◆ **Job**: Among the following entries, count the lines that contain "June" and report only the result.
═════ Input rows
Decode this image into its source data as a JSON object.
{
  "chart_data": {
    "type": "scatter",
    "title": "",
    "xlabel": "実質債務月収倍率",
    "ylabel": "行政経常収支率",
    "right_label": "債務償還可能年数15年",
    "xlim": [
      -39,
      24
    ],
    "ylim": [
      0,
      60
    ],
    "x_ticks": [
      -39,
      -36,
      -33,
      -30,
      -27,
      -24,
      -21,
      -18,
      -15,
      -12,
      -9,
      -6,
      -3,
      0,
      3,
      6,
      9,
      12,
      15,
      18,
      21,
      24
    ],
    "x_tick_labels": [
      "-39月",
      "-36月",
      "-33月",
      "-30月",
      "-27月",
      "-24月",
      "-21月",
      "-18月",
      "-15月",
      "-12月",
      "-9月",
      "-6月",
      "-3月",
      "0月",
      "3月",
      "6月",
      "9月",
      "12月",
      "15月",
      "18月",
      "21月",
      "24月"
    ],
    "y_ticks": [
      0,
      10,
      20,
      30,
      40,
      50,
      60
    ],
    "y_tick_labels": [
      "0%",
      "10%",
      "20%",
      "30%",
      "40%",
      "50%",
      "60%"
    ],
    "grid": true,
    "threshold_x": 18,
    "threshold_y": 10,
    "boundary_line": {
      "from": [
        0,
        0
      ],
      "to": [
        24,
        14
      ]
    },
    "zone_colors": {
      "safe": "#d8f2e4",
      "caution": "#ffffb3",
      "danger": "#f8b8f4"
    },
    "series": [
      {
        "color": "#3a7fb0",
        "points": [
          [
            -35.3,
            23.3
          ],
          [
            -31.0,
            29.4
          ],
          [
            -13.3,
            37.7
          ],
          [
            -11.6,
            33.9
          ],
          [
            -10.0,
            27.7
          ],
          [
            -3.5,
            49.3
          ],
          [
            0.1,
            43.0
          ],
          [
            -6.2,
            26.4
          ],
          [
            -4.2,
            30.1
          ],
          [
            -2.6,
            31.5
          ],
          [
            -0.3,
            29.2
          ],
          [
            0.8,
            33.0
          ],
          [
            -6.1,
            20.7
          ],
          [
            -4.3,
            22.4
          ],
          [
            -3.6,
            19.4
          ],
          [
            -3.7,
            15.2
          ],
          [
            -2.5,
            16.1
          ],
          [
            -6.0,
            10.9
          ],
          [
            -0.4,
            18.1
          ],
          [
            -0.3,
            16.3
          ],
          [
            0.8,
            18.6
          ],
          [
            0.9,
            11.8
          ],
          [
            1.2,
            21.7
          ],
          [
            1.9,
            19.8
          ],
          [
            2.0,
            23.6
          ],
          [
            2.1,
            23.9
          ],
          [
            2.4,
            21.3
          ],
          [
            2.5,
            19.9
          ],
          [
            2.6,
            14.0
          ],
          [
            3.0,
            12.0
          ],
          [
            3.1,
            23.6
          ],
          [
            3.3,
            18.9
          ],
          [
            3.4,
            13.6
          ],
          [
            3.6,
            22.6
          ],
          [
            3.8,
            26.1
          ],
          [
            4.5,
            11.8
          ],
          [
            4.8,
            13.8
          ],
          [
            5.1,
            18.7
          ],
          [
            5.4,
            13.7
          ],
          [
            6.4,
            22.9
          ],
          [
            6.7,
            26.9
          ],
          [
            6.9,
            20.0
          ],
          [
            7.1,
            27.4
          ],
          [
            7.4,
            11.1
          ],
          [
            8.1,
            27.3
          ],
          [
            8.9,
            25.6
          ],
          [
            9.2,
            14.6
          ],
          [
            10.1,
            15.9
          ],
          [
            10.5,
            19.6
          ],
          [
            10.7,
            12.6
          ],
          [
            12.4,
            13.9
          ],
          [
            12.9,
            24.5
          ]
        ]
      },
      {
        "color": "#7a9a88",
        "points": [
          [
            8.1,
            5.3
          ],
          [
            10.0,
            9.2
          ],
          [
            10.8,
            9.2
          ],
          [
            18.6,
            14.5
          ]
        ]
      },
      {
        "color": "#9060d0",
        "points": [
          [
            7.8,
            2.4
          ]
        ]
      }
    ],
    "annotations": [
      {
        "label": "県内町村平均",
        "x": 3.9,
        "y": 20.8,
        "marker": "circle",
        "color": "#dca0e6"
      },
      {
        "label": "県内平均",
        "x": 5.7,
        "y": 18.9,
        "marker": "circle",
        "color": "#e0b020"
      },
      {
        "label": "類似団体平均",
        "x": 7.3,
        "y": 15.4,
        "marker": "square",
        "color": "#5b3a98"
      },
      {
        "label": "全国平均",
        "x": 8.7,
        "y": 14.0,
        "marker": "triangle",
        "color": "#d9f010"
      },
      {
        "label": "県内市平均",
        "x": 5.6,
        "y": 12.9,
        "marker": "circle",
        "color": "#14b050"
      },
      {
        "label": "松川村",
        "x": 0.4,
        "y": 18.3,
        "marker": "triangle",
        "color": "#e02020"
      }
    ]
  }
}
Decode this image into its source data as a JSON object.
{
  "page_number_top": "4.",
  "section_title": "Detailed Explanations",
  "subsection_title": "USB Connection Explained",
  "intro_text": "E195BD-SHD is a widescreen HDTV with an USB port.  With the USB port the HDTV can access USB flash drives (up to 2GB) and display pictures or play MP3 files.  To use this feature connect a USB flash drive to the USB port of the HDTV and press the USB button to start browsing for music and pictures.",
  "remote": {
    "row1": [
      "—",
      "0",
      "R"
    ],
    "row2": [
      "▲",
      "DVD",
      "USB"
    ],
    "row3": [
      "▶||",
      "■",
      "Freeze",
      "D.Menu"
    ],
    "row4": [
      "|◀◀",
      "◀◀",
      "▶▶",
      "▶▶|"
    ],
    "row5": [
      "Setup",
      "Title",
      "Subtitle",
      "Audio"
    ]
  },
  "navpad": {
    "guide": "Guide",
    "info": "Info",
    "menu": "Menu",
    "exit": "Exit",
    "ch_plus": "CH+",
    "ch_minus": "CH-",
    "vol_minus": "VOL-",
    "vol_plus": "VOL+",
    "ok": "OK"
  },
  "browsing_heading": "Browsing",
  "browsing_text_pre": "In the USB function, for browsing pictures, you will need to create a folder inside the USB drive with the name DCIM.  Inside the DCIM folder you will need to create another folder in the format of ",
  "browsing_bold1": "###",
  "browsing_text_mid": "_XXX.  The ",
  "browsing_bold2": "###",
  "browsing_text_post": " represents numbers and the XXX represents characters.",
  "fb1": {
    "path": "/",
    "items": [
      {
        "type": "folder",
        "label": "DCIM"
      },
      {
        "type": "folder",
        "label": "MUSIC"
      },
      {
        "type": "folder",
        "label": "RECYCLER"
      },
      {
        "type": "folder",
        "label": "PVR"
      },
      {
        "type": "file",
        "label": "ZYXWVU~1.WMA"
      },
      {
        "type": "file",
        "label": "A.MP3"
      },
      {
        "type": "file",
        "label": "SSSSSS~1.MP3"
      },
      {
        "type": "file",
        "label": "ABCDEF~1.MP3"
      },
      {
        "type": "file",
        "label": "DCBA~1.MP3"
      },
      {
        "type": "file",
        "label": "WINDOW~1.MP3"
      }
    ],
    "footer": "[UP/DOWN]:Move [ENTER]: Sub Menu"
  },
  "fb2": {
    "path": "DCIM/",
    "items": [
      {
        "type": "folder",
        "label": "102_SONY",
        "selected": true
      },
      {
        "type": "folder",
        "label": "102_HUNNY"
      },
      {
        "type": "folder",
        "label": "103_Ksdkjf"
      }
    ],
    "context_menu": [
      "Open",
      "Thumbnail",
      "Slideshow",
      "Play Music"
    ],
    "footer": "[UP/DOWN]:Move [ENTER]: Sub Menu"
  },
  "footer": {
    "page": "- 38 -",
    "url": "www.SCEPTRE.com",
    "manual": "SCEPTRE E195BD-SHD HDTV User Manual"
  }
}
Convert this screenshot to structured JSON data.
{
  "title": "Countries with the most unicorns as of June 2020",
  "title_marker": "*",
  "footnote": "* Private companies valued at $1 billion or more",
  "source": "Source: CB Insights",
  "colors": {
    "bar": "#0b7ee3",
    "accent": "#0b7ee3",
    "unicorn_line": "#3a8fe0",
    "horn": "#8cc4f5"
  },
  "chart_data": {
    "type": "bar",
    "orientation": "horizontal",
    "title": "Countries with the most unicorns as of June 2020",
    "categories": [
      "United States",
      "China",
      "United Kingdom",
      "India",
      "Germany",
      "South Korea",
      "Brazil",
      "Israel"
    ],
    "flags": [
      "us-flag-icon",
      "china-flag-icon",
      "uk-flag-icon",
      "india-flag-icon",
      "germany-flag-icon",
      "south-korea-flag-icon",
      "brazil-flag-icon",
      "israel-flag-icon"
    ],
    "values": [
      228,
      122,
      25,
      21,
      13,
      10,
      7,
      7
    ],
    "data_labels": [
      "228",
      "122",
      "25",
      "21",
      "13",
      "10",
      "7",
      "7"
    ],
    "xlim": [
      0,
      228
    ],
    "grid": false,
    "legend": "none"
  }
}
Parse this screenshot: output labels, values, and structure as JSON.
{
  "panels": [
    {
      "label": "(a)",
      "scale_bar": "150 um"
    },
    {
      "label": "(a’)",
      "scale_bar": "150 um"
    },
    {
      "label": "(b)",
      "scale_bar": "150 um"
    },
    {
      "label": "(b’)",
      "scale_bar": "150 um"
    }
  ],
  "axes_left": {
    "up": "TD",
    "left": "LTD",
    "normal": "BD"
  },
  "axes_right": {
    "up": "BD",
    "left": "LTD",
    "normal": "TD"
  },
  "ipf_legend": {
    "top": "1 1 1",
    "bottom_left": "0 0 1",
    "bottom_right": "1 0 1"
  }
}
══════════
◆ **Correct result**: 2